TASK DETAILS:
Search the data for the word "name" and copy every line that contains it.

EXERCISE MATERIAL:

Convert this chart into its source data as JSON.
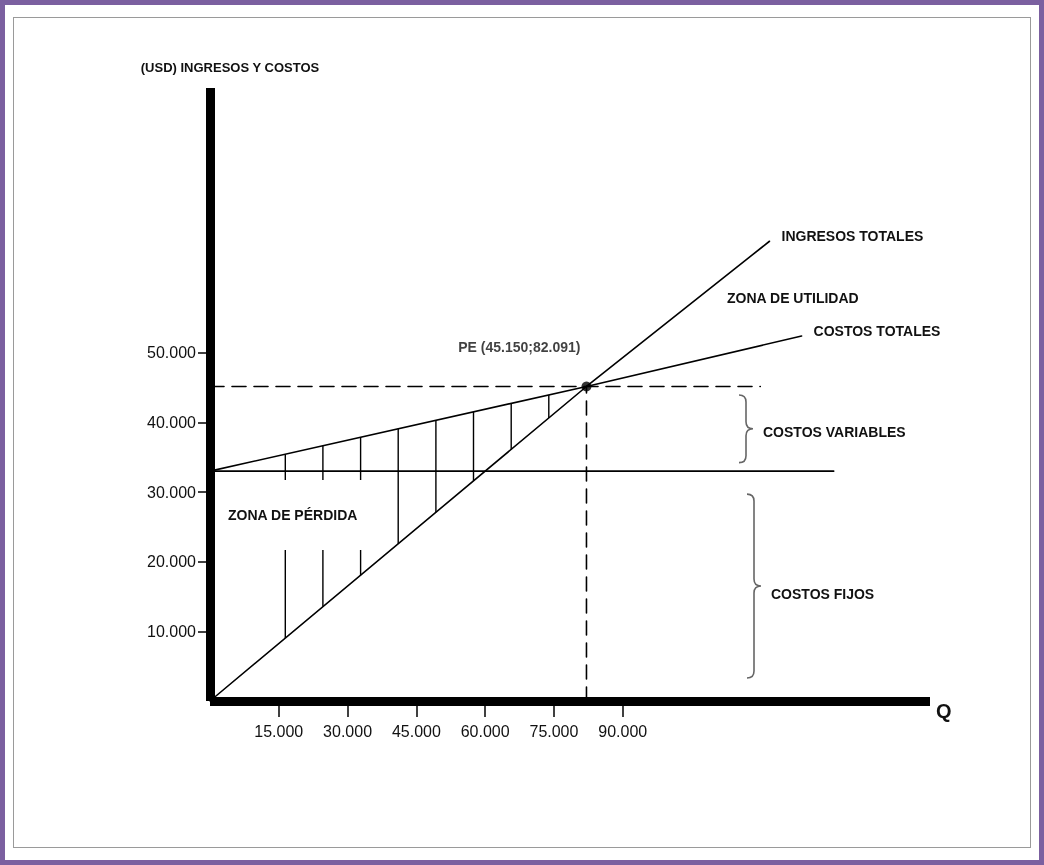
{
  "chart_data": {
    "type": "line",
    "xlabel": "Q",
    "ylabel": "(USD) INGRESOS Y COSTOS",
    "xlim": [
      0,
      157000
    ],
    "ylim": [
      0,
      88000
    ],
    "xticks": [
      {
        "value": 15000,
        "label": "15.000"
      },
      {
        "value": 30000,
        "label": "30.000"
      },
      {
        "value": 45000,
        "label": "45.000"
      },
      {
        "value": 60000,
        "label": "60.000"
      },
      {
        "value": 75000,
        "label": "75.000"
      },
      {
        "value": 90000,
        "label": "90.000"
      }
    ],
    "yticks": [
      {
        "value": 10000,
        "label": "10.000"
      },
      {
        "value": 20000,
        "label": "20.000"
      },
      {
        "value": 30000,
        "label": "30.000"
      },
      {
        "value": 40000,
        "label": "40.000"
      },
      {
        "value": 50000,
        "label": "50.000"
      }
    ],
    "grid": false,
    "legend": false,
    "marker": "none",
    "line_style": "solid",
    "series": [
      {
        "name": "INGRESOS TOTALES",
        "color": "#000000",
        "x": [
          0,
          82091,
          122000
        ],
        "values": [
          0,
          45150,
          66000
        ]
      },
      {
        "name": "COSTOS TOTALES",
        "color": "#000000",
        "x": [
          0,
          82091,
          129000
        ],
        "values": [
          33000,
          45150,
          52400
        ]
      },
      {
        "color": "#000000",
        "x": [
          0,
          136000
        ],
        "values": [
          33000,
          33000
        ]
      },
      {
        "color": "#000000",
        "line_style": "dashed",
        "x": [
          0,
          120000
        ],
        "values": [
          45150,
          45150
        ]
      },
      {
        "color": "#000000",
        "line_style": "dashed",
        "x": [
          82091,
          82091
        ],
        "values": [
          0,
          45150
        ]
      },
      {
        "type": "scatter",
        "color": "#000000",
        "marker": "circle",
        "x": [
          82091
        ],
        "values": [
          45150
        ],
        "value_labels": [
          "PE (45.150;82.091)"
        ]
      }
    ],
    "annotations": [
      "ZONA DE UTILIDAD",
      "COSTOS VARIABLES",
      "ZONA DE PÉRDIDA",
      "COSTOS FIJOS"
    ]
  }
}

THE SOLUTION:
        "name": "INGRESOS TOTALES",
        "name": "COSTOS TOTALES",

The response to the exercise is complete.